**Required task:** Write out every line of the material exactly as it appears.

### Exercise material

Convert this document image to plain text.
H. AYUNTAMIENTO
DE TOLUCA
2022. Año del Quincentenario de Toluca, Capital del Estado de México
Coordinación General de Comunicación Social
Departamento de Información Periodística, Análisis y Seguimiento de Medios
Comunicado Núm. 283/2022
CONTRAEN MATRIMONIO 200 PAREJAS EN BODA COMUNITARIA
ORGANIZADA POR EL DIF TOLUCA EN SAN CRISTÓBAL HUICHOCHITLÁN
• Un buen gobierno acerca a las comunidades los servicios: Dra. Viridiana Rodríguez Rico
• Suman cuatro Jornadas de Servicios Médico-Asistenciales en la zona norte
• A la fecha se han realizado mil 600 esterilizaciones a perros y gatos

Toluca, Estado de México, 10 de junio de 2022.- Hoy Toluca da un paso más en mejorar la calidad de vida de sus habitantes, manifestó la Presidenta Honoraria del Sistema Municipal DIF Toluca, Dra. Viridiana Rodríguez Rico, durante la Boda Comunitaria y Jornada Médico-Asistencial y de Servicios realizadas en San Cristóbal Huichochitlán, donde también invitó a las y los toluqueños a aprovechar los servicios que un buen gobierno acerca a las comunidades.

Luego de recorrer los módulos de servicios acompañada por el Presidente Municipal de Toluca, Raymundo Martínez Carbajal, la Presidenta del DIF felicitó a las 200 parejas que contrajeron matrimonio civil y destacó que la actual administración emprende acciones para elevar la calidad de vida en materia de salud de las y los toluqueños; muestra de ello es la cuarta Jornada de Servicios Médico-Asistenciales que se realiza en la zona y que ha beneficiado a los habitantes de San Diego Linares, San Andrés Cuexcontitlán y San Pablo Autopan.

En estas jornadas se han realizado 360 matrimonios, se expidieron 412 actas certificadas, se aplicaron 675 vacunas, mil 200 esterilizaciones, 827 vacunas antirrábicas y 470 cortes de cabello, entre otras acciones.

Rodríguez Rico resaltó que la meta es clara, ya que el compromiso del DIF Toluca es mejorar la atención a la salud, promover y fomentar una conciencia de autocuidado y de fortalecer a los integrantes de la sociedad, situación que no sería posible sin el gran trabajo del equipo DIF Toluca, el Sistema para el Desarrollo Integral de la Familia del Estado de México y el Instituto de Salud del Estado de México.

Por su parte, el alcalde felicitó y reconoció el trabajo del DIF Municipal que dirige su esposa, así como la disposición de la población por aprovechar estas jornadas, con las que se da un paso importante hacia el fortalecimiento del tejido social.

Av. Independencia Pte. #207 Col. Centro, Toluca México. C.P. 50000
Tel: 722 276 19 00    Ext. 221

######

**Response:**
Convert this document image to plain text.
H. AYUNTAMIENTO
DE TOLUCA
2022. Año del Quincentenario de Toluca, Capital del Estado de México
Coordinación General de Comunicación Social
Departamento de Información Periodística, Análisis y Seguimiento de Medios
Comunicado Núm. 283/2022
CONTRAEN MATRIMONIO 200 PAREJAS EN BODA COMUNITARIA
ORGANIZADA POR EL DIF TOLUCA EN SAN CRISTÓBAL HUICHOCHITLÁN
• Un buen gobierno acerca a las comunidades los servicios: Dra. Viridiana Rodríguez Rico
• Suman cuatro Jornadas de Servicios Médico-Asistenciales en la zona norte
• A la fecha se han realizado mil 600 esterilizaciones a perros y gatos

Toluca, Estado de México, 10 de junio de 2022.- Hoy Toluca da un paso más en mejorar la calidad de vida de sus habitantes, manifestó la Presidenta Honoraria del Sistema Municipal DIF Toluca, Dra. Viridiana Rodríguez Rico, durante la Boda Comunitaria y Jornada Médico-Asistencial y de Servicios realizadas en San Cristóbal Huichochitlán, donde también invitó a las y los toluqueños a aprovechar los servicios que un buen gobierno acerca a las comunidades.

Luego de recorrer los módulos de servicios acompañada por el Presidente Municipal de Toluca, Raymundo Martínez Carbajal, la Presidenta del DIF felicitó a las 200 parejas que contrajeron matrimonio civil y destacó que la actual administración emprende acciones para elevar la calidad de vida en materia de salud de las y los toluqueños; muestra de ello es la cuarta Jornada de Servicios Médico-Asistenciales que se realiza en la zona y que ha beneficiado a los habitantes de San Diego Linares, San Andrés Cuexcontitlán y San Pablo Autopan.

En estas jornadas se han realizado 360 matrimonios, se expidieron 412 actas certificadas, se aplicaron 675 vacunas, mil 200 esterilizaciones, 827 vacunas antirrábicas y 470 cortes de cabello, entre otras acciones.

Rodríguez Rico resaltó que la meta es clara, ya que el compromiso del DIF Toluca es mejorar la atención a la salud, promover y fomentar una conciencia de autocuidado y de fortalecer a los integrantes de la sociedad, situación que no sería posible sin el gran trabajo del equipo DIF Toluca, el Sistema para el Desarrollo Integral de la Familia del Estado de México y el Instituto de Salud del Estado de México.

Por su parte, el alcalde felicitó y reconoció el trabajo del DIF Municipal que dirige su esposa, así como la disposición de la población por aprovechar estas jornadas, con las que se da un paso importante hacia el fortalecimiento del tejido social.

Av. Independencia Pte. #207 Col. Centro, Toluca México. C.P. 50000
Tel: 722 276 19 00    Ext. 221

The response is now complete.